- [Set exercise]: Transcribe the records that follow exactly. Skip the pictures.

__________

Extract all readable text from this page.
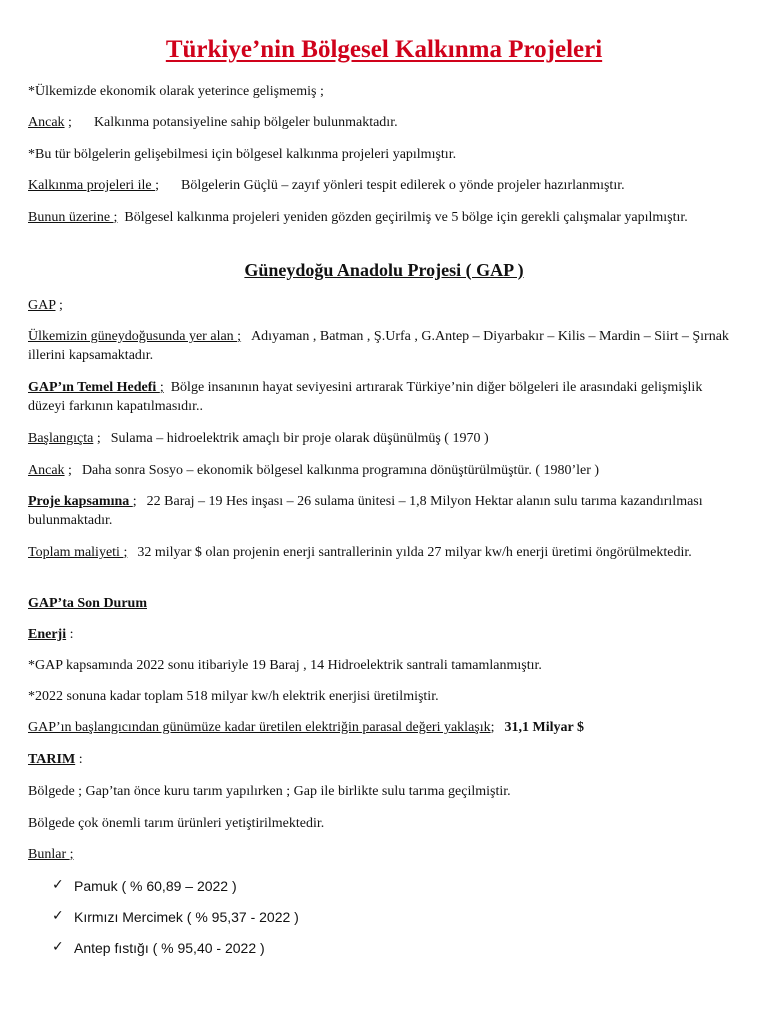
Türkiye’nin Bölgesel Kalkınma Projeleri
*Ülkemizde ekonomik olarak yeterince gelişmemiş ;
Ancak ; Kalkınma potansiyeline sahip bölgeler bulunmaktadır.
*Bu tür bölgelerin gelişebilmesi için bölgesel kalkınma projeleri yapılmıştır.
Kalkınma projeleri ile ; Bölgelerin Güçlü – zayıf yönleri tespit edilerek o yönde projeler hazırlanmıştır.
Bunun üzerine ; Bölgesel kalkınma projeleri yeniden gözden geçirilmiş ve 5 bölge için gerekli çalışmalar yapılmıştır.
Güneydoğu Anadolu Projesi ( GAP )
GAP ;
Ülkemizin güneydoğusunda yer alan ; Adıyaman , Batman , Ş.Urfa , G.Antep – Diyarbakır – Kilis – Mardin – Siirt – Şırnak illerini kapsamaktadır.
GAP’ın Temel Hedefi ; Bölge insanının hayat seviyesini artırarak Türkiye’nin diğer bölgeleri ile arasındaki gelişmişlik düzeyi farkının kapatılmasıdır..
Başlangıçta ; Sulama – hidroelektrik amaçlı bir proje olarak düşünülmüş ( 1970 )
Ancak ; Daha sonra Sosyo – ekonomik bölgesel kalkınma programına dönüştürülmüştür. ( 1980’ler )
Proje kapsamına ; 22 Baraj – 19 Hes inşası – 26 sulama ünitesi – 1,8 Milyon Hektar alanın sulu tarıma kazandırılması bulunmaktadır.
Toplam maliyeti ; 32 milyar $ olan projenin enerji santrallerinin yılda 27 milyar kw/h enerji üretimi öngörülmektedir.
GAP’ta Son Durum
Enerji :
*GAP kapsamında 2022 sonu itibariyle 19 Baraj , 14 Hidroelektrik santrali tamamlanmıştır.
*2022 sonuna kadar toplam 518 milyar kw/h elektrik enerjisi üretilmiştir.
GAP’ın başlangıcından günümüze kadar üretilen elektriğin parasal değeri yaklaşık; 31,1 Milyar $
TARIM :
Bölgede ; Gap’tan önce kuru tarım yapılırken ; Gap ile birlikte sulu tarıma geçilmiştir.
Bölgede çok önemli tarım ürünleri yetiştirilmektedir.
Bunlar ;
✓ Pamuk ( % 60,89 – 2022 )
✓ Kırmızı Mercimek ( % 95,37 - 2022 )
✓ Antep fıstığı ( % 95,40 - 2022 )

__________

- [The solution]:
Extract all readable text from this page.
Türkiye’nin Bölgesel Kalkınma Projeleri
*Ülkemizde ekonomik olarak yeterince gelişmemiş ;
Ancak ; Kalkınma potansiyeline sahip bölgeler bulunmaktadır.
*Bu tür bölgelerin gelişebilmesi için bölgesel kalkınma projeleri yapılmıştır.
Kalkınma projeleri ile ; Bölgelerin Güçlü – zayıf yönleri tespit edilerek o yönde projeler hazırlanmıştır.
Bunun üzerine ; Bölgesel kalkınma projeleri yeniden gözden geçirilmiş ve 5 bölge için gerekli çalışmalar yapılmıştır.
Güneydoğu Anadolu Projesi ( GAP )
GAP ;
Ülkemizin güneydoğusunda yer alan ; Adıyaman , Batman , Ş.Urfa , G.Antep – Diyarbakır – Kilis – Mardin – Siirt – Şırnak illerini kapsamaktadır.
GAP’ın Temel Hedefi ; Bölge insanının hayat seviyesini artırarak Türkiye’nin diğer bölgeleri ile arasındaki gelişmişlik düzeyi farkının kapatılmasıdır..
Başlangıçta ; Sulama – hidroelektrik amaçlı bir proje olarak düşünülmüş ( 1970 )
Ancak ; Daha sonra Sosyo – ekonomik bölgesel kalkınma programına dönüştürülmüştür. ( 1980’ler )
Proje kapsamına ; 22 Baraj – 19 Hes inşası – 26 sulama ünitesi – 1,8 Milyon Hektar alanın sulu tarıma kazandırılması bulunmaktadır.
Toplam maliyeti ; 32 milyar $ olan projenin enerji santrallerinin yılda 27 milyar kw/h enerji üretimi öngörülmektedir.
GAP’ta Son Durum
Enerji :
*GAP kapsamında 2022 sonu itibariyle 19 Baraj , 14 Hidroelektrik santrali tamamlanmıştır.
*2022 sonuna kadar toplam 518 milyar kw/h elektrik enerjisi üretilmiştir.
GAP’ın başlangıcından günümüze kadar üretilen elektriğin parasal değeri yaklaşık; 31,1 Milyar $
TARIM :
Bölgede ; Gap’tan önce kuru tarım yapılırken ; Gap ile birlikte sulu tarıma geçilmiştir.
Bölgede çok önemli tarım ürünleri yetiştirilmektedir.
Bunlar ;
✓ Pamuk ( % 60,89 – 2022 )
✓ Kırmızı Mercimek ( % 95,37 - 2022 )
✓ Antep fıstığı ( % 95,40 - 2022 )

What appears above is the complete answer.